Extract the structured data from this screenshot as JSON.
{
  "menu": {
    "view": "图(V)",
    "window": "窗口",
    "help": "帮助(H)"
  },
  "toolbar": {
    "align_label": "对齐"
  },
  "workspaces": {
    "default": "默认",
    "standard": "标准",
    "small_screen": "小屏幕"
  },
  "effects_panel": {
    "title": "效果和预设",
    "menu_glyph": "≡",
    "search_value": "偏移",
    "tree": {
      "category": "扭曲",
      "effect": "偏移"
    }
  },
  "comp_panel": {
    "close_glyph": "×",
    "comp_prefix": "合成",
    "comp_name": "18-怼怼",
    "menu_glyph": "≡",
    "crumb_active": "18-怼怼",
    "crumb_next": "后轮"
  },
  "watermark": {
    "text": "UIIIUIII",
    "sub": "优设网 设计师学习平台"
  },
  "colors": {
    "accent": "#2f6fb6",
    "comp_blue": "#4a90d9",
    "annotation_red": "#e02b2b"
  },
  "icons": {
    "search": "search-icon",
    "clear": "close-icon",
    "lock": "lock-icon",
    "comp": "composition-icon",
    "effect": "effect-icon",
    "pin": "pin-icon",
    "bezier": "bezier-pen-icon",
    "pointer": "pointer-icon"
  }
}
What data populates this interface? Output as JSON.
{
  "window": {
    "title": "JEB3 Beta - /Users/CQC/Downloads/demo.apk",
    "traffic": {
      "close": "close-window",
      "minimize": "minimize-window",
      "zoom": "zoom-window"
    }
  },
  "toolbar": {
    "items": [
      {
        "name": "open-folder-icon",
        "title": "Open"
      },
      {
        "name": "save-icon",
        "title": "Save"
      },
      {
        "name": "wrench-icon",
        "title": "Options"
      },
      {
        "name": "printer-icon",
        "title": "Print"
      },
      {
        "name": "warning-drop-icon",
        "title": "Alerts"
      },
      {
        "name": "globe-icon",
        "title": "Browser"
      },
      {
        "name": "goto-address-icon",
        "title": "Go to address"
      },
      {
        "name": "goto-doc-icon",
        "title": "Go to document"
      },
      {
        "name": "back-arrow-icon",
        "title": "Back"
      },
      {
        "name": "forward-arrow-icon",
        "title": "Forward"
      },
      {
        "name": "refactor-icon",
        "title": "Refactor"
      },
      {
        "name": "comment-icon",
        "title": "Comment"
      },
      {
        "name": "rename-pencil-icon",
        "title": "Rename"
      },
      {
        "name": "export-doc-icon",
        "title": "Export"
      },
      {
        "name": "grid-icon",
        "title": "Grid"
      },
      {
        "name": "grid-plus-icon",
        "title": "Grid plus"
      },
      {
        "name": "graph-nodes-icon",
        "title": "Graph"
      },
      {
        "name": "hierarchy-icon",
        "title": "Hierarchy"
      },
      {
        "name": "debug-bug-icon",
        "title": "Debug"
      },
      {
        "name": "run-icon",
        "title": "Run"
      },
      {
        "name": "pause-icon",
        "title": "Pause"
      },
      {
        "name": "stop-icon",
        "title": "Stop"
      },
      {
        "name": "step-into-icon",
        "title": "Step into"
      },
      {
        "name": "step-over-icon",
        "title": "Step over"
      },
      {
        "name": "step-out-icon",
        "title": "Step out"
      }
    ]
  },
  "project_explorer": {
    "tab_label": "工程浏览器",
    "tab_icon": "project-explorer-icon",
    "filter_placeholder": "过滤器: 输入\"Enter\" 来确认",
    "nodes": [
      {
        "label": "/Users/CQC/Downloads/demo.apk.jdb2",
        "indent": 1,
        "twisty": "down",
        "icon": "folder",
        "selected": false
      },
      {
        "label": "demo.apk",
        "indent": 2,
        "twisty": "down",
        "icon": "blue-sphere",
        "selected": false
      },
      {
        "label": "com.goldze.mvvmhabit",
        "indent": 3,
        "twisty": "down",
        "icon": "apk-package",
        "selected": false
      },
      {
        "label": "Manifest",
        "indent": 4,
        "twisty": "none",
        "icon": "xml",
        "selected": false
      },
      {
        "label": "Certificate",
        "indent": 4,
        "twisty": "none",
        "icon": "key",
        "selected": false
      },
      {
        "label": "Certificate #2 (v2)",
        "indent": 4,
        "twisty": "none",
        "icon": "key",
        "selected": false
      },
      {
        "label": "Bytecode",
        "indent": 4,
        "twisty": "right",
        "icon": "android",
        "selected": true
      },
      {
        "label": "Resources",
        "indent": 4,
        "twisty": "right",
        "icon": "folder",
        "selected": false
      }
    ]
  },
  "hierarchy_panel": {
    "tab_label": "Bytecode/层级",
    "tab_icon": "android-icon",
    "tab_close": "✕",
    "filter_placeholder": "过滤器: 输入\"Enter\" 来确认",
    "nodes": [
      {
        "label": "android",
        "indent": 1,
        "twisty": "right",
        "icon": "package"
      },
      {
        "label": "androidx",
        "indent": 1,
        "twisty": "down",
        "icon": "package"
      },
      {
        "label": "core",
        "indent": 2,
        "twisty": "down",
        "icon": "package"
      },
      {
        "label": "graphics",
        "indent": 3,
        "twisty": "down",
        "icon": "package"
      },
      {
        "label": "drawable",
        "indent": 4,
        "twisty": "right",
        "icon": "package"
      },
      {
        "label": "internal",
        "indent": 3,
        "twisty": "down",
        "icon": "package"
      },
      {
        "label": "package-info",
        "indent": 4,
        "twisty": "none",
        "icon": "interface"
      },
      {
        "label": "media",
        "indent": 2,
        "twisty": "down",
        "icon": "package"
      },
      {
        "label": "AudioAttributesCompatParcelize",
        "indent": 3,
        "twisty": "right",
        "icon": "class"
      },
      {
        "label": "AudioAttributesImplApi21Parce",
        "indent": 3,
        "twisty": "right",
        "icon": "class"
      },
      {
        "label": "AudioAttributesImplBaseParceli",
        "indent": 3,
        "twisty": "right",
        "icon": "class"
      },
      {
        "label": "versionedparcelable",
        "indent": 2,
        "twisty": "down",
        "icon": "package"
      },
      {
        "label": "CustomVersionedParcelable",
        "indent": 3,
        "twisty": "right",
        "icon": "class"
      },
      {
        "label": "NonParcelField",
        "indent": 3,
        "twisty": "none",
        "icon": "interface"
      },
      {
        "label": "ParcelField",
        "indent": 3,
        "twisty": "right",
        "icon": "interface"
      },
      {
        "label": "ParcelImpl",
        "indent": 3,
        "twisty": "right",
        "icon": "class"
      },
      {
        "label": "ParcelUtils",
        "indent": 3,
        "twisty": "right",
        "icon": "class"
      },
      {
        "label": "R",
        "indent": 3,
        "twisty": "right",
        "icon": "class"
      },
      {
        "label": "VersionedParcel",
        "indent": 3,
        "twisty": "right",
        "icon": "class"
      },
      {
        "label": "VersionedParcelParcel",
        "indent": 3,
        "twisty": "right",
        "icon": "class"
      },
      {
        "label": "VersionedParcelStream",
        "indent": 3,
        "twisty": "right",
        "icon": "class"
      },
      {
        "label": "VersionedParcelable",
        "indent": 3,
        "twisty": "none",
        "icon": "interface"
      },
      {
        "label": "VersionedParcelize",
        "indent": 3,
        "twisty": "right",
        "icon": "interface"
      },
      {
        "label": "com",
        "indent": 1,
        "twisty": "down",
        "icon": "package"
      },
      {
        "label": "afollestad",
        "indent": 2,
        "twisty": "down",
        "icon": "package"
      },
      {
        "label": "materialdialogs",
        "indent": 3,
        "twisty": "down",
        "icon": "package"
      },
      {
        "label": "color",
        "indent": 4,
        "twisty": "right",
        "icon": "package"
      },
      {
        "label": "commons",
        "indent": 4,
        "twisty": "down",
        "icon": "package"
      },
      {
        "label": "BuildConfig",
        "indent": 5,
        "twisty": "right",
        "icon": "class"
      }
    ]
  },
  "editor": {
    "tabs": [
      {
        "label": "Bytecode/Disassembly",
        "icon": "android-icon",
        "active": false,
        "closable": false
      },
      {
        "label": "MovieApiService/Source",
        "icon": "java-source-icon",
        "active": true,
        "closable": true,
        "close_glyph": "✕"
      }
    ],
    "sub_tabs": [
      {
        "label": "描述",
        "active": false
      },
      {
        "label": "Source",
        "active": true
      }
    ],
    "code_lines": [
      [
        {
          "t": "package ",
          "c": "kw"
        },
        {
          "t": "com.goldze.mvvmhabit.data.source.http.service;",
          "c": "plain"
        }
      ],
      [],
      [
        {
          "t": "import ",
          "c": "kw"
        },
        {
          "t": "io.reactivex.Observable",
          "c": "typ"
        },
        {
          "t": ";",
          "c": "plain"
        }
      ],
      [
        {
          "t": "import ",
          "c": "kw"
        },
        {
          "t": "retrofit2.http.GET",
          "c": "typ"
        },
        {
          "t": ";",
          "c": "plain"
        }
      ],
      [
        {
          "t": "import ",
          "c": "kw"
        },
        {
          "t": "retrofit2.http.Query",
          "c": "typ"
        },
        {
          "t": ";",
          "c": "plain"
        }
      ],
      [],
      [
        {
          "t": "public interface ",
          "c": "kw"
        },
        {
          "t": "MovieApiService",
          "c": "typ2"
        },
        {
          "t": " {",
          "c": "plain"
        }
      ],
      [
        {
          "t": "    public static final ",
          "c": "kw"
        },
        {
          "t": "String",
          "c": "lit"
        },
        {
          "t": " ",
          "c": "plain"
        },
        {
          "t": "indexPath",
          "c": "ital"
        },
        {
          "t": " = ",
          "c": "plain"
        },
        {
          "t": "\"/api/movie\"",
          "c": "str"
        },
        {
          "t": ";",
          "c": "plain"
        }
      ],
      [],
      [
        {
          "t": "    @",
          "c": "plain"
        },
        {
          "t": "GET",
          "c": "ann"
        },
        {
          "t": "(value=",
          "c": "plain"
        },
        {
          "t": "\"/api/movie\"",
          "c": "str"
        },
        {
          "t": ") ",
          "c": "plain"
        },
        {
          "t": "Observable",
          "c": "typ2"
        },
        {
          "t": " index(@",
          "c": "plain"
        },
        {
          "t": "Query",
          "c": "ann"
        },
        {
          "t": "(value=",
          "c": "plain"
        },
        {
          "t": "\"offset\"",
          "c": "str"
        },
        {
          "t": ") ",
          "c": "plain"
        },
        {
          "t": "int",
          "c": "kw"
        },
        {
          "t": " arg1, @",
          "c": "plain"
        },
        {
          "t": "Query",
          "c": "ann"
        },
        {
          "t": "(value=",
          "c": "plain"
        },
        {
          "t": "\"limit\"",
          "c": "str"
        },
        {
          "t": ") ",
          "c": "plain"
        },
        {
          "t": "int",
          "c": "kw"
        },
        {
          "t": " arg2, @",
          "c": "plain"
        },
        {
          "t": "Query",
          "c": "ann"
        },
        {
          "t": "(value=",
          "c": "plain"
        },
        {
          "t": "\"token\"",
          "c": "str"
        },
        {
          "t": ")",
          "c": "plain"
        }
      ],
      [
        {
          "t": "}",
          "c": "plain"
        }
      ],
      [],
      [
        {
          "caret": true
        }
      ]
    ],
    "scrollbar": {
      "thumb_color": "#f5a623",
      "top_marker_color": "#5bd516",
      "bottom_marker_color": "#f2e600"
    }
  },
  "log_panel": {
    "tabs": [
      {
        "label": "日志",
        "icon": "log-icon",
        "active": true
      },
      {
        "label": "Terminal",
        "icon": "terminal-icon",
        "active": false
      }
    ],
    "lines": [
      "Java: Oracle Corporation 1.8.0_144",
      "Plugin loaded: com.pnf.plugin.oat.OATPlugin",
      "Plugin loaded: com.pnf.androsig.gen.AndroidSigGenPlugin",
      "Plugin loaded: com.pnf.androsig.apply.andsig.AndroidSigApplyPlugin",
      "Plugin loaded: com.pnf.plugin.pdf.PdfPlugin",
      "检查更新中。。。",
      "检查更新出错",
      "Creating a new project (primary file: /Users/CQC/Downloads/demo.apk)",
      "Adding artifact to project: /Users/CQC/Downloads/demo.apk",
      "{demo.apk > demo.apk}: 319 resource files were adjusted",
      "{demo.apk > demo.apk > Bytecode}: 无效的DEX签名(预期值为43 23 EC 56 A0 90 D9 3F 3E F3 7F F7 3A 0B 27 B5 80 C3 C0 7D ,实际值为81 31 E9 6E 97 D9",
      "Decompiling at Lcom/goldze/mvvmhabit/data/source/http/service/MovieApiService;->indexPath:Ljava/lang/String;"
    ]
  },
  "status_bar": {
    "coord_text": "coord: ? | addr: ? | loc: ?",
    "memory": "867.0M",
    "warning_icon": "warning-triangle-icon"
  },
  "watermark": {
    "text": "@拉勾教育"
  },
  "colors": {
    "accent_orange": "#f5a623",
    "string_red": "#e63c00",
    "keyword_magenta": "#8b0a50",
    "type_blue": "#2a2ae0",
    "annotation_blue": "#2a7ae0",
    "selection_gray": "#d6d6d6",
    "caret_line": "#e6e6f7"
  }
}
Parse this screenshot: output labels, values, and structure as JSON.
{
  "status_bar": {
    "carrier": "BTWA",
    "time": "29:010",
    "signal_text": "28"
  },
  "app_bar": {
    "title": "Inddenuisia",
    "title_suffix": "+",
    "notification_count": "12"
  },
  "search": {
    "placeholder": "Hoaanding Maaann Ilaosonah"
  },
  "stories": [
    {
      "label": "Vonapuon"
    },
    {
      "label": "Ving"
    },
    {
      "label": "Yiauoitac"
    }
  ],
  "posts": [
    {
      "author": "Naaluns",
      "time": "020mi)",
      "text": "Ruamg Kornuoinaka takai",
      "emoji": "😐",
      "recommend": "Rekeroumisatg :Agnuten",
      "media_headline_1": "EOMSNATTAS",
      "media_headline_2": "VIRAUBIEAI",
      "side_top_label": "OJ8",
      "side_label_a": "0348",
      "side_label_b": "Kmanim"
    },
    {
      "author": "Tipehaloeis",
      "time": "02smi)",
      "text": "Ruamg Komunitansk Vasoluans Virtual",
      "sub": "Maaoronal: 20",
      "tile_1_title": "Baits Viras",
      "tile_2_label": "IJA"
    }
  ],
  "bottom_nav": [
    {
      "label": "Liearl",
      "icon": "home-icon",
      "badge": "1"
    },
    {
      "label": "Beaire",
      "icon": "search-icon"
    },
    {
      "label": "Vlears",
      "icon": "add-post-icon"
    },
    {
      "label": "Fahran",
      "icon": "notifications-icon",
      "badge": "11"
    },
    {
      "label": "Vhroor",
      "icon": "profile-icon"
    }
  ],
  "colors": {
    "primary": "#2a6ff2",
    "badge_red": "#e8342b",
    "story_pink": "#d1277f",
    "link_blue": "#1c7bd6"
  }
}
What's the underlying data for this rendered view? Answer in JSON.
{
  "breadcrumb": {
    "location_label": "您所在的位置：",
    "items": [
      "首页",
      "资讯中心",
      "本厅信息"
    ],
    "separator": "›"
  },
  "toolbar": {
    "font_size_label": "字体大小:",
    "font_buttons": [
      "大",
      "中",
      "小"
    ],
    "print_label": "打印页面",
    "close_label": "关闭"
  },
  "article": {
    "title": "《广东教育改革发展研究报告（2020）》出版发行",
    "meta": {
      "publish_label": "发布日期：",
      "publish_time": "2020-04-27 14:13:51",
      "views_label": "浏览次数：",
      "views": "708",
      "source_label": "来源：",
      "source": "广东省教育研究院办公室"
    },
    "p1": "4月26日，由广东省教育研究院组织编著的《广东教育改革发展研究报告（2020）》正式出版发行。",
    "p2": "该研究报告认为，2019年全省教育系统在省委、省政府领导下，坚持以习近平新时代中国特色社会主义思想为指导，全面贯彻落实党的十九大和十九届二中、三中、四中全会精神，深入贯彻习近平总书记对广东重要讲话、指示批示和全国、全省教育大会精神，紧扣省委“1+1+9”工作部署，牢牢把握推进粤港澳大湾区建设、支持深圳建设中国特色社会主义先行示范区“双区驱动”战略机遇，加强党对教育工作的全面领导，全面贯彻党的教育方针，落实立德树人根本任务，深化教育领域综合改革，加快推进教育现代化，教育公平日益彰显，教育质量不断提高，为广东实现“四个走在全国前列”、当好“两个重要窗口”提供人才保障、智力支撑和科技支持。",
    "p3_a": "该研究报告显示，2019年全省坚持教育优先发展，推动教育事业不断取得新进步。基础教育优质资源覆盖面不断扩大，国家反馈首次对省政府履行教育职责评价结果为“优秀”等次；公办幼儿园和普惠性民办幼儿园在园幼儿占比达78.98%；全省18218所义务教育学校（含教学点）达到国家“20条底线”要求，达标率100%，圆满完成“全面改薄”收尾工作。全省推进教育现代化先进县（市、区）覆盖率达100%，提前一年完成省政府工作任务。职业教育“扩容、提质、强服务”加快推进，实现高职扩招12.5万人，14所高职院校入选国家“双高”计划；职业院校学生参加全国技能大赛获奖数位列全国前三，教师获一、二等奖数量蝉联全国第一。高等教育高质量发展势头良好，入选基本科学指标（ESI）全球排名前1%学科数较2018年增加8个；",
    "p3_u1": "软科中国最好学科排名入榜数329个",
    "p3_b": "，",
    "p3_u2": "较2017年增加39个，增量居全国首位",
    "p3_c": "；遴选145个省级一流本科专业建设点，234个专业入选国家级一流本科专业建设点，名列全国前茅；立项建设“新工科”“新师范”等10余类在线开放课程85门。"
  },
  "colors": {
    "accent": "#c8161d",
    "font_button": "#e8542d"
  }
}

★ ★ ★ ★

§ **The problem**
From the listing above, find the number of lines with the word "primary" in them. Answer with the number only.

§ **Right answer**
2